Exercise description:
In the listing below, locate the lines bearing the word "icon". Copy every one of them.

Data:
## Start

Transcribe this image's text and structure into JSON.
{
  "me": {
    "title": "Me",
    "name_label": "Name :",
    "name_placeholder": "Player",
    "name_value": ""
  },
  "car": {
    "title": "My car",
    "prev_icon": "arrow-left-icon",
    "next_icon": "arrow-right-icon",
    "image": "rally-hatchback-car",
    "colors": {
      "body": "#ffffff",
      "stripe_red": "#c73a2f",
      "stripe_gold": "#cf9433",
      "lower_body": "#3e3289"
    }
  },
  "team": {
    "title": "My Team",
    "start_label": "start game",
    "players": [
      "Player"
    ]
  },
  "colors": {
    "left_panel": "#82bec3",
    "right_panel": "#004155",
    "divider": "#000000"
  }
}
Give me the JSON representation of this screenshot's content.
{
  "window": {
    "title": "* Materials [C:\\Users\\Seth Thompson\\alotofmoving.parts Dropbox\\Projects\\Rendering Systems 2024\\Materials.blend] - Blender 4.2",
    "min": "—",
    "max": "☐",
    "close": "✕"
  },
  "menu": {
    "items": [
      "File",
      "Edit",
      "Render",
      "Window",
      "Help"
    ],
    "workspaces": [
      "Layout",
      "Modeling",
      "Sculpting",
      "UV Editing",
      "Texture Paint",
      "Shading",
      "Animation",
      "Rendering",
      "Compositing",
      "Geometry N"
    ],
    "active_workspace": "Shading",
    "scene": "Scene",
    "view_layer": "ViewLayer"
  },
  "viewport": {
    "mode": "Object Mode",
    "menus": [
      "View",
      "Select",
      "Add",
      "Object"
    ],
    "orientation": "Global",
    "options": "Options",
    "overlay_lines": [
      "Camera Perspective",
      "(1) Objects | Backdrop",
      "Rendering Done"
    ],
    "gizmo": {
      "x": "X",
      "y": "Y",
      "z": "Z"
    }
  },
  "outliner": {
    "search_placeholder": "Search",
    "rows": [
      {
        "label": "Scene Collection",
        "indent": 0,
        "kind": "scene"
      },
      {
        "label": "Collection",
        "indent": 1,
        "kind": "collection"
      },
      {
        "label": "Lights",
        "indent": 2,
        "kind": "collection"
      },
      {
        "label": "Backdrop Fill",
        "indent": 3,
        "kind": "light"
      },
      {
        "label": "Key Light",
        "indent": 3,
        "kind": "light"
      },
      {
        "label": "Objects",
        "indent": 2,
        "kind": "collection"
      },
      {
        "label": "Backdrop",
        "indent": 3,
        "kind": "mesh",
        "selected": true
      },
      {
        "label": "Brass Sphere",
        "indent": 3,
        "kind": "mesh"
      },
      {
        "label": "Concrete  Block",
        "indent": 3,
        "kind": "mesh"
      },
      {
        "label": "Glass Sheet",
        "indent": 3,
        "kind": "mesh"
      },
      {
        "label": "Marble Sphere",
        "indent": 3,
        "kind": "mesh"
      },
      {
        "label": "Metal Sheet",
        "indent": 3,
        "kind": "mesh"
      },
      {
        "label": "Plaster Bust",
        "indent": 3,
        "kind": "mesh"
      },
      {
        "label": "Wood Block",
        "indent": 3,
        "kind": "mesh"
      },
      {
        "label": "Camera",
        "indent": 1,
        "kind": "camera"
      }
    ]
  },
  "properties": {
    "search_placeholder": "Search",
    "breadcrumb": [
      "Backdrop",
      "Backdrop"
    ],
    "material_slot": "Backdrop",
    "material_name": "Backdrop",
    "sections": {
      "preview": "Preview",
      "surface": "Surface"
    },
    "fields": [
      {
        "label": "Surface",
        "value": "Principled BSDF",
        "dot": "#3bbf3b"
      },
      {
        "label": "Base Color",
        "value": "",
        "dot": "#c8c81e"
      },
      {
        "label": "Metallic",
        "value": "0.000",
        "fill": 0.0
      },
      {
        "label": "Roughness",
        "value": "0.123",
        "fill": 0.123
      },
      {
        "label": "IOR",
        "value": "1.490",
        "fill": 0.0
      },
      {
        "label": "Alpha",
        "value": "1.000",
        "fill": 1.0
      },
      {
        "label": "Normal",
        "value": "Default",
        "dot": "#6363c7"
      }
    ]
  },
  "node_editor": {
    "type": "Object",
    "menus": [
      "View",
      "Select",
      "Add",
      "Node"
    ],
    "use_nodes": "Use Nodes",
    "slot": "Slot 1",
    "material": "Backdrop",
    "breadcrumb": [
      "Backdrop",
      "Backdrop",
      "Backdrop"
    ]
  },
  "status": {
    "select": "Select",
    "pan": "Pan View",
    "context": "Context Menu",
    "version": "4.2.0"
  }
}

## End

Response:
    "prev_icon": "arrow-left-icon",
    "next_icon": "arrow-right-icon",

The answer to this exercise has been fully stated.